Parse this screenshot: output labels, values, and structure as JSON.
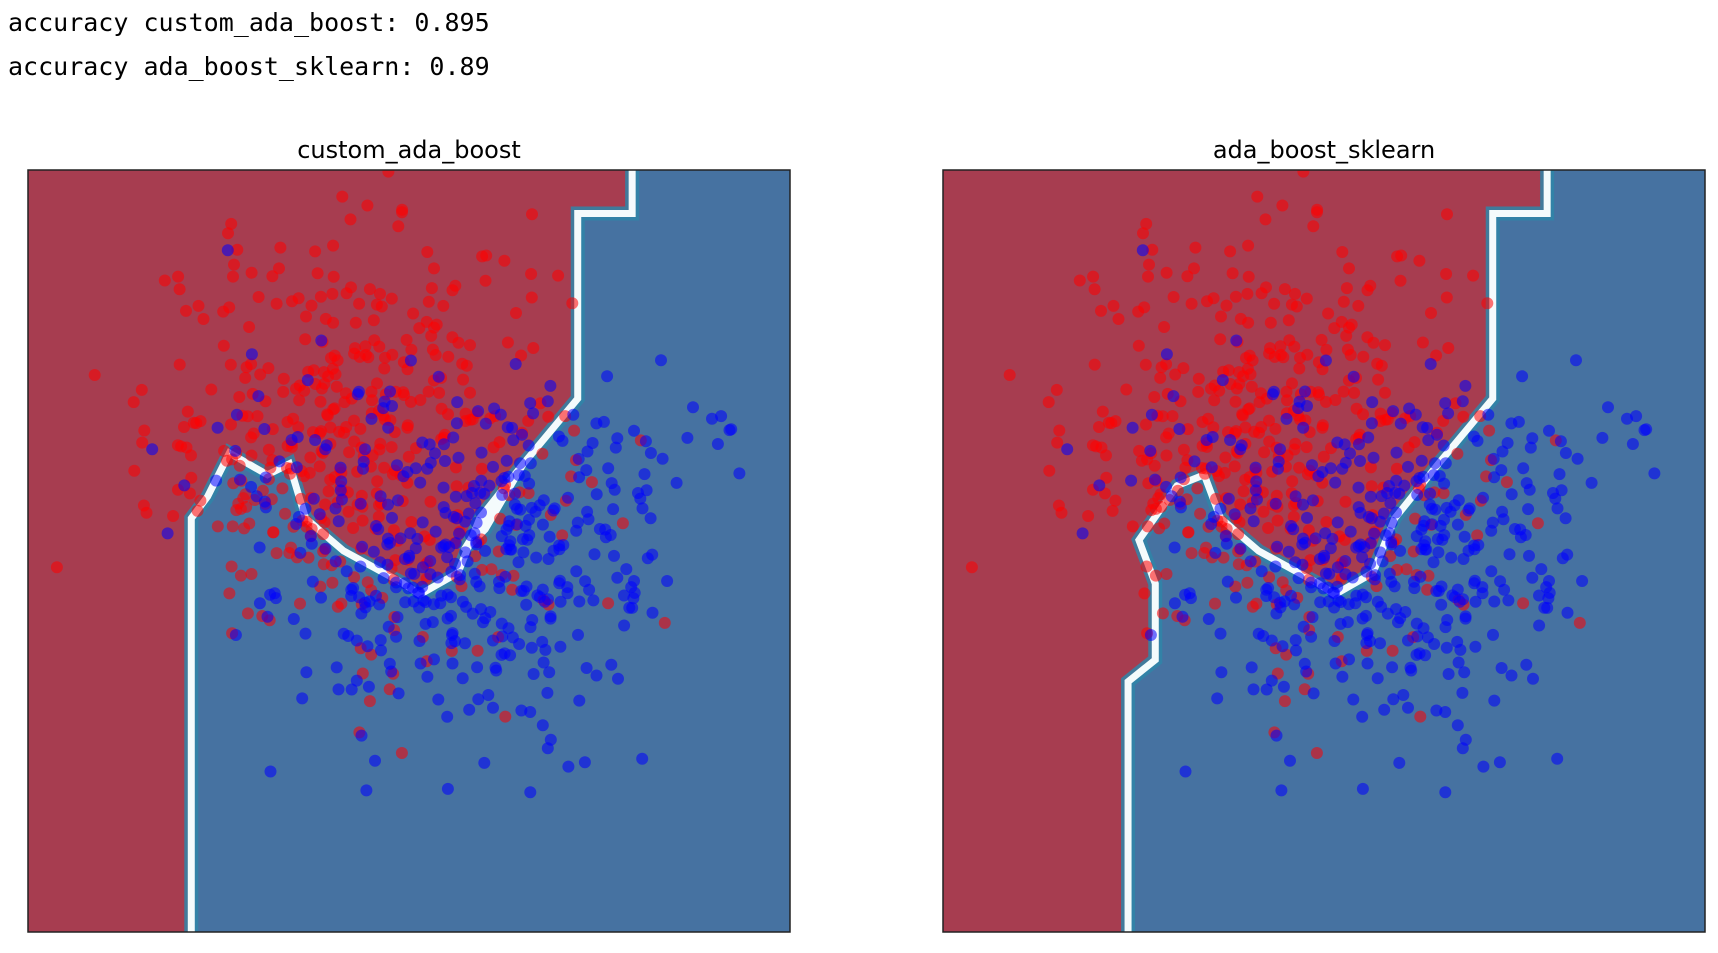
{
  "output": {
    "lines": [
      "accuracy custom_ada_boost: 0.895",
      "accuracy ada_boost_sklearn: 0.89"
    ]
  },
  "colors": {
    "region_class_0": "#a73d50",
    "region_class_1": "#4672a1",
    "point_class_0": "#ff0000",
    "point_class_1": "#0000ff",
    "boundary_light": "#f4fbfc",
    "boundary_dark": "#2f85a8",
    "axes_frame": "#222222"
  },
  "chart_data": [
    {
      "type": "scatter",
      "title": "custom_ada_boost",
      "xlabel": "",
      "ylabel": "",
      "xlim": [
        -3.0,
        4.0
      ],
      "ylim": [
        -3.0,
        4.0
      ],
      "ticks_visible": false,
      "background": "decision regions (class 0 red, class 1 blue)",
      "decision_boundary": [
        [
          -1.5,
          -3.0
        ],
        [
          -1.5,
          0.8
        ],
        [
          -1.35,
          1.0
        ],
        [
          -1.15,
          1.4
        ],
        [
          -0.8,
          1.2
        ],
        [
          -0.6,
          1.3
        ],
        [
          -0.45,
          0.8
        ],
        [
          -0.1,
          0.5
        ],
        [
          0.45,
          0.2
        ],
        [
          0.6,
          0.1
        ],
        [
          0.95,
          0.3
        ],
        [
          1.15,
          0.8
        ],
        [
          1.55,
          1.3
        ],
        [
          1.2,
          0.7
        ],
        [
          1.0,
          0.5
        ],
        [
          1.25,
          0.9
        ],
        [
          1.55,
          1.3
        ],
        [
          2.05,
          1.9
        ],
        [
          2.05,
          3.6
        ],
        [
          2.55,
          3.6
        ],
        [
          2.55,
          4.0
        ]
      ],
      "series": [
        {
          "class": 0,
          "color": "#ff0000",
          "center": [
            0.0,
            1.55
          ],
          "spread": [
            0.95,
            0.95
          ],
          "count": 420
        },
        {
          "class": 1,
          "color": "#0000ff",
          "center": [
            1.05,
            0.35
          ],
          "spread": [
            1.0,
            0.8
          ],
          "count": 420
        }
      ]
    },
    {
      "type": "scatter",
      "title": "ada_boost_sklearn",
      "xlabel": "",
      "ylabel": "",
      "xlim": [
        -3.0,
        4.0
      ],
      "ylim": [
        -3.0,
        4.0
      ],
      "ticks_visible": false,
      "background": "decision regions (class 0 red, class 1 blue)",
      "decision_boundary": [
        [
          -1.3,
          -3.0
        ],
        [
          -1.3,
          -0.7
        ],
        [
          -1.05,
          -0.5
        ],
        [
          -1.05,
          0.2
        ],
        [
          -1.2,
          0.6
        ],
        [
          -0.85,
          1.1
        ],
        [
          -0.6,
          1.2
        ],
        [
          -0.45,
          0.8
        ],
        [
          -0.1,
          0.5
        ],
        [
          0.45,
          0.2
        ],
        [
          0.6,
          0.1
        ],
        [
          0.95,
          0.3
        ],
        [
          1.15,
          0.8
        ],
        [
          1.55,
          1.3
        ],
        [
          2.05,
          1.9
        ],
        [
          2.05,
          3.6
        ],
        [
          2.55,
          3.6
        ],
        [
          2.55,
          4.0
        ]
      ],
      "series": [
        {
          "class": 0,
          "color": "#ff0000",
          "center": [
            0.0,
            1.55
          ],
          "spread": [
            0.95,
            0.95
          ],
          "count": 420
        },
        {
          "class": 1,
          "color": "#0000ff",
          "center": [
            1.05,
            0.35
          ],
          "spread": [
            1.0,
            0.8
          ],
          "count": 420
        }
      ]
    }
  ]
}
★ ★ ★
(YOUR GOAL): Transcribe every entry above exactly. Omit all pictures.

(REPLY TO THE TASK):
Parse this screenshot: output labels, values, and structure as JSON.
{
  "output": {
    "lines": [
      "accuracy custom_ada_boost: 0.895",
      "accuracy ada_boost_sklearn: 0.89"
    ]
  },
  "colors": {
    "region_class_0": "#a73d50",
    "region_class_1": "#4672a1",
    "point_class_0": "#ff0000",
    "point_class_1": "#0000ff",
    "boundary_light": "#f4fbfc",
    "boundary_dark": "#2f85a8",
    "axes_frame": "#222222"
  },
  "chart_data": [
    {
      "type": "scatter",
      "title": "custom_ada_boost",
      "xlabel": "",
      "ylabel": "",
      "xlim": [
        -3.0,
        4.0
      ],
      "ylim": [
        -3.0,
        4.0
      ],
      "ticks_visible": false,
      "background": "decision regions (class 0 red, class 1 blue)",
      "decision_boundary": [
        [
          -1.5,
          -3.0
        ],
        [
          -1.5,
          0.8
        ],
        [
          -1.35,
          1.0
        ],
        [
          -1.15,
          1.4
        ],
        [
          -0.8,
          1.2
        ],
        [
          -0.6,
          1.3
        ],
        [
          -0.45,
          0.8
        ],
        [
          -0.1,
          0.5
        ],
        [
          0.45,
          0.2
        ],
        [
          0.6,
          0.1
        ],
        [
          0.95,
          0.3
        ],
        [
          1.15,
          0.8
        ],
        [
          1.55,
          1.3
        ],
        [
          1.2,
          0.7
        ],
        [
          1.0,
          0.5
        ],
        [
          1.25,
          0.9
        ],
        [
          1.55,
          1.3
        ],
        [
          2.05,
          1.9
        ],
        [
          2.05,
          3.6
        ],
        [
          2.55,
          3.6
        ],
        [
          2.55,
          4.0
        ]
      ],
      "series": [
        {
          "class": 0,
          "color": "#ff0000",
          "center": [
            0.0,
            1.55
          ],
          "spread": [
            0.95,
            0.95
          ],
          "count": 420
        },
        {
          "class": 1,
          "color": "#0000ff",
          "center": [
            1.05,
            0.35
          ],
          "spread": [
            1.0,
            0.8
          ],
          "count": 420
        }
      ]
    },
    {
      "type": "scatter",
      "title": "ada_boost_sklearn",
      "xlabel": "",
      "ylabel": "",
      "xlim": [
        -3.0,
        4.0
      ],
      "ylim": [
        -3.0,
        4.0
      ],
      "ticks_visible": false,
      "background": "decision regions (class 0 red, class 1 blue)",
      "decision_boundary": [
        [
          -1.3,
          -3.0
        ],
        [
          -1.3,
          -0.7
        ],
        [
          -1.05,
          -0.5
        ],
        [
          -1.05,
          0.2
        ],
        [
          -1.2,
          0.6
        ],
        [
          -0.85,
          1.1
        ],
        [
          -0.6,
          1.2
        ],
        [
          -0.45,
          0.8
        ],
        [
          -0.1,
          0.5
        ],
        [
          0.45,
          0.2
        ],
        [
          0.6,
          0.1
        ],
        [
          0.95,
          0.3
        ],
        [
          1.15,
          0.8
        ],
        [
          1.55,
          1.3
        ],
        [
          2.05,
          1.9
        ],
        [
          2.05,
          3.6
        ],
        [
          2.55,
          3.6
        ],
        [
          2.55,
          4.0
        ]
      ],
      "series": [
        {
          "class": 0,
          "color": "#ff0000",
          "center": [
            0.0,
            1.55
          ],
          "spread": [
            0.95,
            0.95
          ],
          "count": 420
        },
        {
          "class": 1,
          "color": "#0000ff",
          "center": [
            1.05,
            0.35
          ],
          "spread": [
            1.0,
            0.8
          ],
          "count": 420
        }
      ]
    }
  ]
}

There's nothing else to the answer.